■ What needs to be done ■
Give the number of lines in the listing below that include the word "structured", with nothing more.

■ Material for the task ■
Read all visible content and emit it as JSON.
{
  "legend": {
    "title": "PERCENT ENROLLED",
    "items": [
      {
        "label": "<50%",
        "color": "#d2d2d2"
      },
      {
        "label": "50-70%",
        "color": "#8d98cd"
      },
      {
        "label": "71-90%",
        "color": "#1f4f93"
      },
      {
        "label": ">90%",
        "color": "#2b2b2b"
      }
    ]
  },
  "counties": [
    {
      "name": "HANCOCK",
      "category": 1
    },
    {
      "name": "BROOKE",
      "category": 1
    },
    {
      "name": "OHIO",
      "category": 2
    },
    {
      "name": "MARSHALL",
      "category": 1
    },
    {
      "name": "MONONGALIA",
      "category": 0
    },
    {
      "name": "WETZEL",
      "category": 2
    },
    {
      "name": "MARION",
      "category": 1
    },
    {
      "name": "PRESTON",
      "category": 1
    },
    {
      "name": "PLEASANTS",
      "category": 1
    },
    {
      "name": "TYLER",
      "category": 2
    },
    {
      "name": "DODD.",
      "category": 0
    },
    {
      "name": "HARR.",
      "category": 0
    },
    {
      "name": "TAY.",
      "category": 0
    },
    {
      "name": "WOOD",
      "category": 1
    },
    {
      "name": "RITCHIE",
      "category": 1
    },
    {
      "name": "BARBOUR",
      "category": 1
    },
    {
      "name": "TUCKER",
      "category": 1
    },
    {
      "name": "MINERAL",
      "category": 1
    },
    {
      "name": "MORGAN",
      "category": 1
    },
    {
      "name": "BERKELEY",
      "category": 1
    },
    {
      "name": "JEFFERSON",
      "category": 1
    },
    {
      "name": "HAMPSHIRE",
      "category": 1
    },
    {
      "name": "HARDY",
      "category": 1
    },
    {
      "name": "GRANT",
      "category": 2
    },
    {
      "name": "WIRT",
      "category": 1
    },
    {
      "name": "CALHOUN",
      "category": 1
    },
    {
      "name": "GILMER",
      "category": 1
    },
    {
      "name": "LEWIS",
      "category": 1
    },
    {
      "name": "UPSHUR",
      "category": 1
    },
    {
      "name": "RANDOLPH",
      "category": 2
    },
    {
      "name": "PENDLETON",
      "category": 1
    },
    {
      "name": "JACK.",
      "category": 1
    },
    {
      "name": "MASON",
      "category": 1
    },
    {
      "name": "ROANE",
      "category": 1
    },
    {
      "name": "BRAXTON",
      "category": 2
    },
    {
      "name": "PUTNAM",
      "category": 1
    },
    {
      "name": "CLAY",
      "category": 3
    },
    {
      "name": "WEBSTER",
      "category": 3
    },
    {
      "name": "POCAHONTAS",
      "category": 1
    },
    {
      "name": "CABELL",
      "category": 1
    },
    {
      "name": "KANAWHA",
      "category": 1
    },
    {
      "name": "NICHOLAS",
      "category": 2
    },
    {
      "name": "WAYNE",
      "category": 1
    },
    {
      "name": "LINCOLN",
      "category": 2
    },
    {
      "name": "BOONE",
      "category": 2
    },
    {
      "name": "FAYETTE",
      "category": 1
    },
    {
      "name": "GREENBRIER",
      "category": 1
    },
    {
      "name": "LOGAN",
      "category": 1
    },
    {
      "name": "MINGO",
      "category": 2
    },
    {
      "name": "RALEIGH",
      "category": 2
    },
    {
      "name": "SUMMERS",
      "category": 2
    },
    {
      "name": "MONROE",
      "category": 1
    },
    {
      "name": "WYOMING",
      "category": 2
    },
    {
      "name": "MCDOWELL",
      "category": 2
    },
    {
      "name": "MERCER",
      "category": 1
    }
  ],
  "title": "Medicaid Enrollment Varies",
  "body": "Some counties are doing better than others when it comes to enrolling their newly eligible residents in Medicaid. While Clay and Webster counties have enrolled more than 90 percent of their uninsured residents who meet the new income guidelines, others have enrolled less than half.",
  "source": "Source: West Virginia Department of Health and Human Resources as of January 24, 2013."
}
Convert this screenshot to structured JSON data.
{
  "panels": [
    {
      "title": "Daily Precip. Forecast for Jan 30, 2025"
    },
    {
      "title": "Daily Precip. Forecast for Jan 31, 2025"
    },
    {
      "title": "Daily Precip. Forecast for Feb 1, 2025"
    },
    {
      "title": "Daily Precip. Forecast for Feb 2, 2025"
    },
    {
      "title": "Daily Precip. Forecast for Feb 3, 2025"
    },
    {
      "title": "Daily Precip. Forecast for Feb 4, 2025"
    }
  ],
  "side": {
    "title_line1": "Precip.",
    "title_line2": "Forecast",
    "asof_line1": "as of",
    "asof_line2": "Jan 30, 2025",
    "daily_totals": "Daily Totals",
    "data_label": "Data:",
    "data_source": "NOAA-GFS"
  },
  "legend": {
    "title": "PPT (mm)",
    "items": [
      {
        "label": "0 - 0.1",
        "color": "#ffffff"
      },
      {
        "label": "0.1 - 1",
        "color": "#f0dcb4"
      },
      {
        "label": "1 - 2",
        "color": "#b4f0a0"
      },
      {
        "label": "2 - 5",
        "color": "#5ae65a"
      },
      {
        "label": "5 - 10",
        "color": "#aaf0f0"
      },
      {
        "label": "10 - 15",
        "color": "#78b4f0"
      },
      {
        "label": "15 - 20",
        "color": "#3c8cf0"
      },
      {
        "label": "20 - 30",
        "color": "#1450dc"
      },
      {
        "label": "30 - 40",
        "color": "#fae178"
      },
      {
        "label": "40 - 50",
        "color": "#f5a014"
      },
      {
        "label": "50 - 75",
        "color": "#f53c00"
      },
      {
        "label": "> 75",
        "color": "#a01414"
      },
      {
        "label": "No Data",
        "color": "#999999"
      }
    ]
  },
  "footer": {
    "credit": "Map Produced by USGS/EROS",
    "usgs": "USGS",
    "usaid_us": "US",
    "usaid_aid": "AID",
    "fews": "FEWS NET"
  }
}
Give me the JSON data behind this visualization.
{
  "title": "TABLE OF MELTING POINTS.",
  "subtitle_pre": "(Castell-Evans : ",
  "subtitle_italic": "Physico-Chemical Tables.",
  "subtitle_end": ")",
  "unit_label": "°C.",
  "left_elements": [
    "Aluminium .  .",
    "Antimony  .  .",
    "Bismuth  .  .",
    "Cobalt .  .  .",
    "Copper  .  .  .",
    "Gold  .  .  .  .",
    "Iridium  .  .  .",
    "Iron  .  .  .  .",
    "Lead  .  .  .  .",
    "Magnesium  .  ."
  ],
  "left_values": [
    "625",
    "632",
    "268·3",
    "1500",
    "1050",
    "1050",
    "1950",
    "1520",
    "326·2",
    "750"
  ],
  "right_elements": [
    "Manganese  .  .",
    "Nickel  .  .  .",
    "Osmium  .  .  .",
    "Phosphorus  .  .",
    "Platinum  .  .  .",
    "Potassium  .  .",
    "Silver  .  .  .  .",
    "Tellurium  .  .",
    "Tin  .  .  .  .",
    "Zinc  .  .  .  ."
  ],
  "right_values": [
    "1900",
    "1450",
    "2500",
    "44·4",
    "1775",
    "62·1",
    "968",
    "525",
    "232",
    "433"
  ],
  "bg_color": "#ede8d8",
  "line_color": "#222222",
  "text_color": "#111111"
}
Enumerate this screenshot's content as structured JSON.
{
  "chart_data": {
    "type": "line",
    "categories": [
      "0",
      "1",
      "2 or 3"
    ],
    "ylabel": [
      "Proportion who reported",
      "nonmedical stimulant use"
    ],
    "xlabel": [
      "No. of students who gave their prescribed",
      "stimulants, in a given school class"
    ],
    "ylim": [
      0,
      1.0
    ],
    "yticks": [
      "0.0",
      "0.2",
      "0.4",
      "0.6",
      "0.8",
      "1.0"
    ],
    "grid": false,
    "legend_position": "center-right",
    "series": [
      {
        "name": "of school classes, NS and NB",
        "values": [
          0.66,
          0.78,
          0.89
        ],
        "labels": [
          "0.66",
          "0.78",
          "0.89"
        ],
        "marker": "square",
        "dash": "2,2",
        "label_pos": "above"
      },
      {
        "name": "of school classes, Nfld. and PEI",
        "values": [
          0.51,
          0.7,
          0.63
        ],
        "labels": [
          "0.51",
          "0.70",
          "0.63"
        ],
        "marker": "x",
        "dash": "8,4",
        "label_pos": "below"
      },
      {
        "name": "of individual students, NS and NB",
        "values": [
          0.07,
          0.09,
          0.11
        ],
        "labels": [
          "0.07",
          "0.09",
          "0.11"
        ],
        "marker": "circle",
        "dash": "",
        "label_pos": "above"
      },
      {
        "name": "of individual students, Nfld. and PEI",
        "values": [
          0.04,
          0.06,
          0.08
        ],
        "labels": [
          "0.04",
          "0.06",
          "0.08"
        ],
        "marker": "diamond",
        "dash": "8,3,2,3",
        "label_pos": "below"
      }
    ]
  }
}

■ Right answer ■
2